● AIM OF THE TASK
Exactly repeat all the records below, omitting the images they hold.
* * * * *
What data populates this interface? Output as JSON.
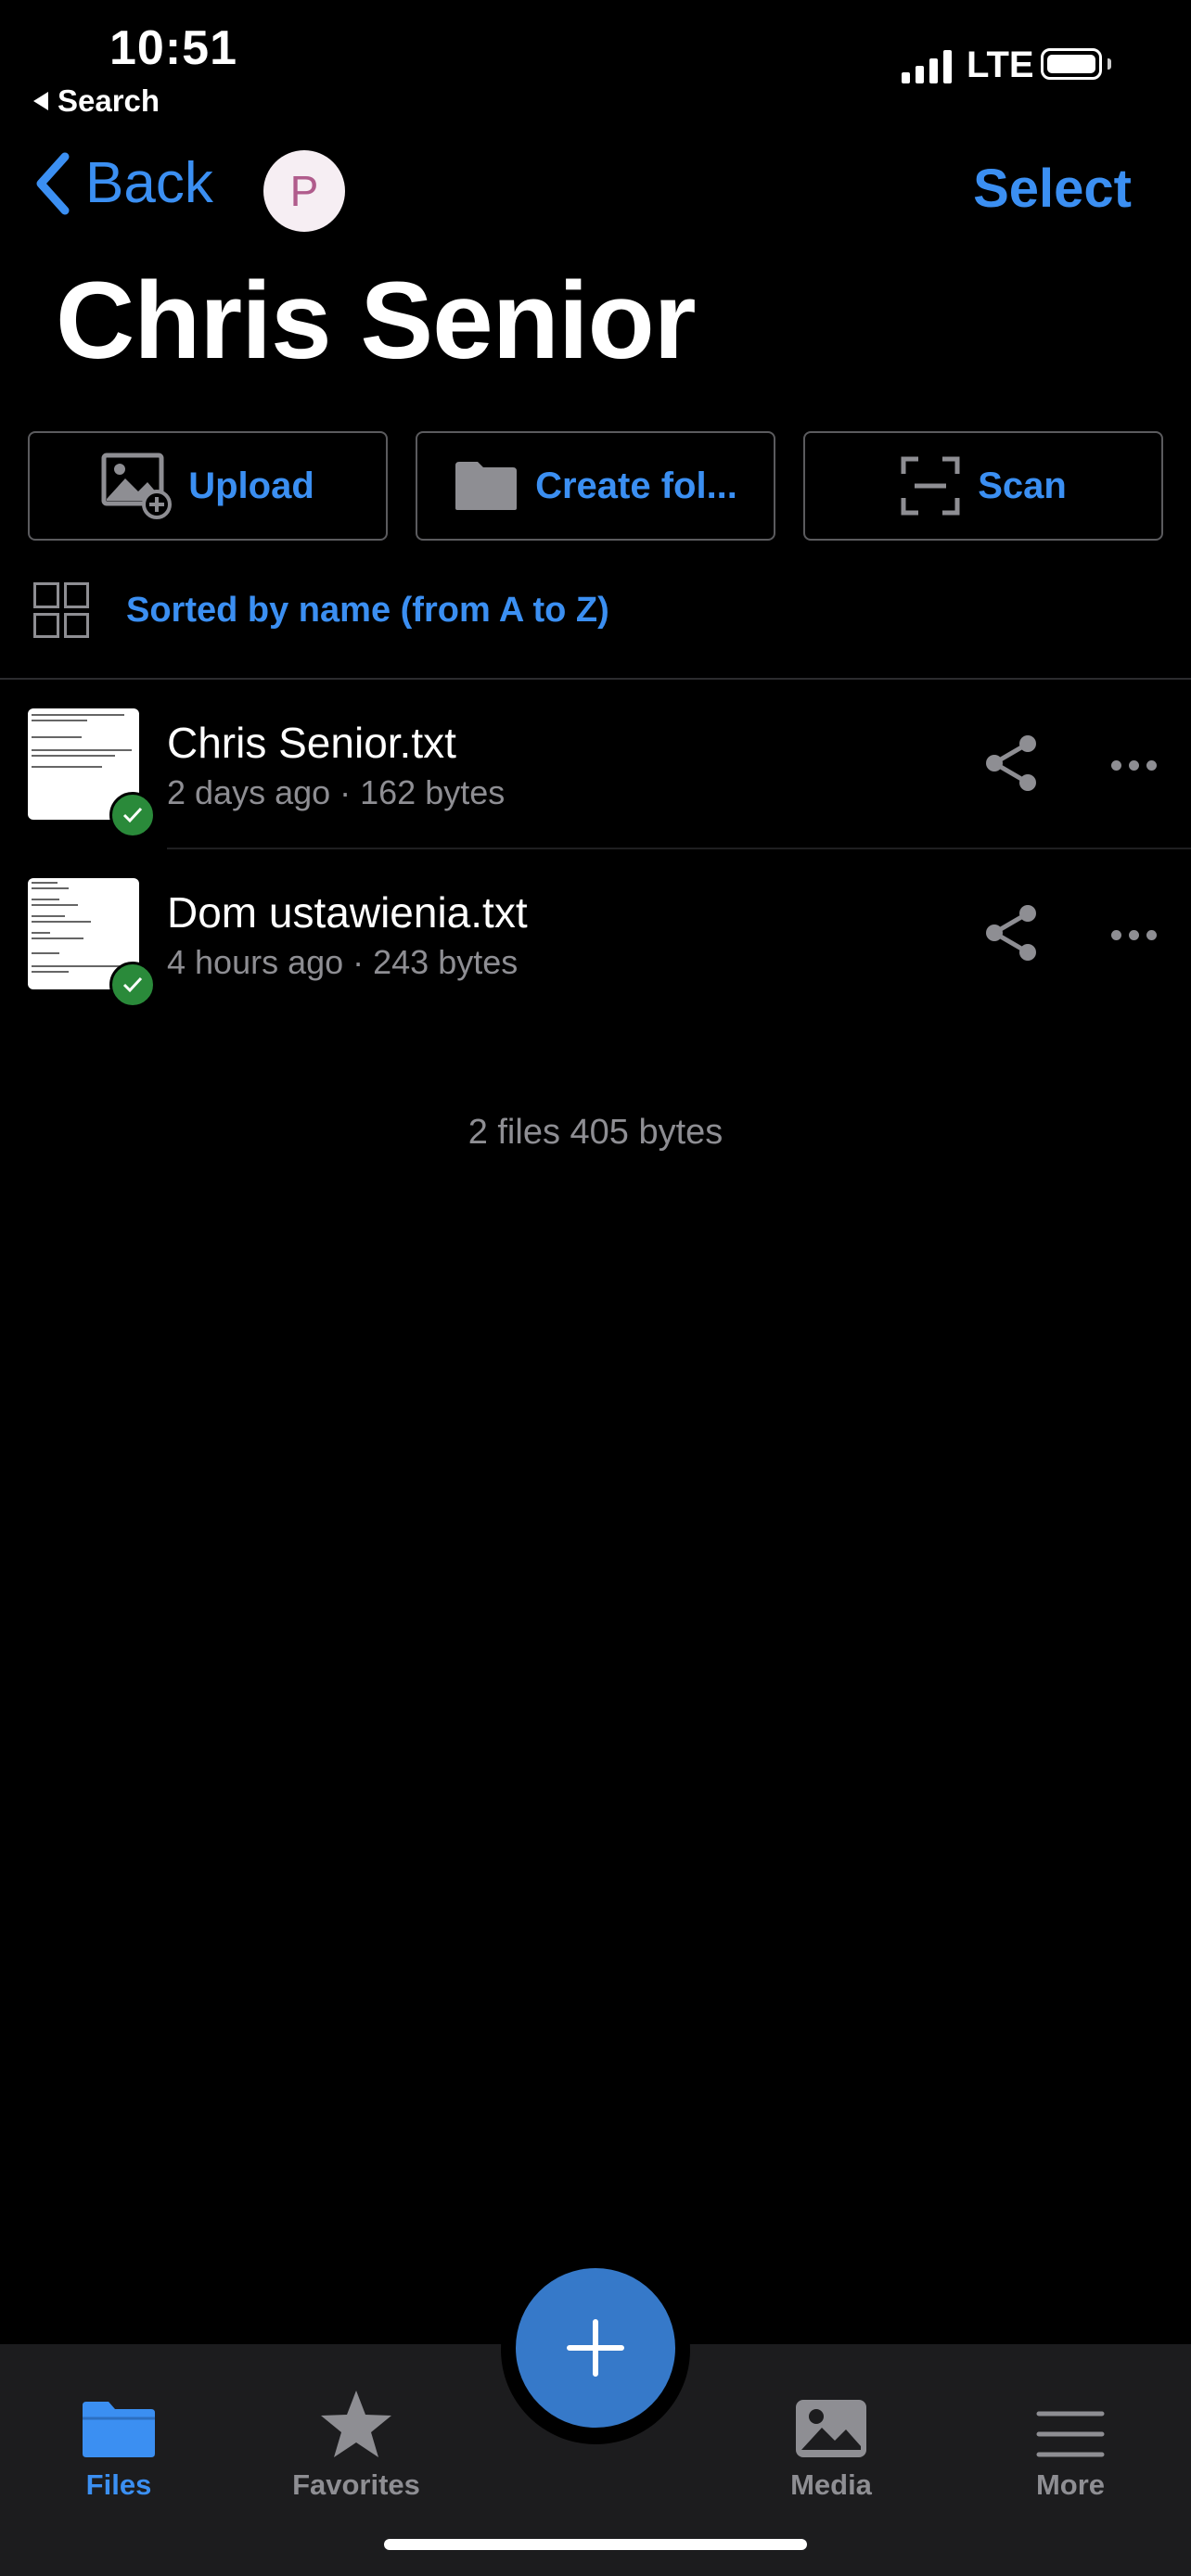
{
  "status_bar": {
    "time": "10:51",
    "back_app": "Search",
    "network": "LTE"
  },
  "nav": {
    "back_label": "Back",
    "avatar_initial": "P",
    "select_label": "Select"
  },
  "page": {
    "title": "Chris Senior"
  },
  "actions": [
    {
      "label": "Upload",
      "icon": "image-add-icon"
    },
    {
      "label": "Create fol...",
      "icon": "folder-icon"
    },
    {
      "label": "Scan",
      "icon": "scan-icon"
    }
  ],
  "sort": {
    "label": "Sorted by name (from A to Z)"
  },
  "files": [
    {
      "name": "Chris Senior.txt",
      "meta": "2 days ago · 162 bytes",
      "synced": true
    },
    {
      "name": "Dom ustawienia.txt",
      "meta": "4 hours ago · 243 bytes",
      "synced": true
    }
  ],
  "summary": "2 files 405 bytes",
  "tabbar": {
    "tabs": [
      {
        "label": "Files",
        "icon": "folder-icon",
        "active": true
      },
      {
        "label": "Favorites",
        "icon": "star-icon",
        "active": false
      },
      {
        "label": "Media",
        "icon": "photo-icon",
        "active": false
      },
      {
        "label": "More",
        "icon": "menu-icon",
        "active": false
      }
    ]
  },
  "colors": {
    "accent": "#3b8ff2",
    "fab": "#3679c9",
    "synced": "#2a8a3a",
    "background": "#000000",
    "tabbar": "#1c1c1e",
    "secondary_text": "#8e8e93"
  }
}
* * * * *
● ANSWER TO THIS PROBLEM
What data populates this interface? Output as JSON.
{
  "status_bar": {
    "time": "10:51",
    "back_app": "Search",
    "network": "LTE"
  },
  "nav": {
    "back_label": "Back",
    "avatar_initial": "P",
    "select_label": "Select"
  },
  "page": {
    "title": "Chris Senior"
  },
  "actions": [
    {
      "label": "Upload",
      "icon": "image-add-icon"
    },
    {
      "label": "Create fol...",
      "icon": "folder-icon"
    },
    {
      "label": "Scan",
      "icon": "scan-icon"
    }
  ],
  "sort": {
    "label": "Sorted by name (from A to Z)"
  },
  "files": [
    {
      "name": "Chris Senior.txt",
      "meta": "2 days ago · 162 bytes",
      "synced": true
    },
    {
      "name": "Dom ustawienia.txt",
      "meta": "4 hours ago · 243 bytes",
      "synced": true
    }
  ],
  "summary": "2 files 405 bytes",
  "tabbar": {
    "tabs": [
      {
        "label": "Files",
        "icon": "folder-icon",
        "active": true
      },
      {
        "label": "Favorites",
        "icon": "star-icon",
        "active": false
      },
      {
        "label": "Media",
        "icon": "photo-icon",
        "active": false
      },
      {
        "label": "More",
        "icon": "menu-icon",
        "active": false
      }
    ]
  },
  "colors": {
    "accent": "#3b8ff2",
    "fab": "#3679c9",
    "synced": "#2a8a3a",
    "background": "#000000",
    "tabbar": "#1c1c1e",
    "secondary_text": "#8e8e93"
  }
}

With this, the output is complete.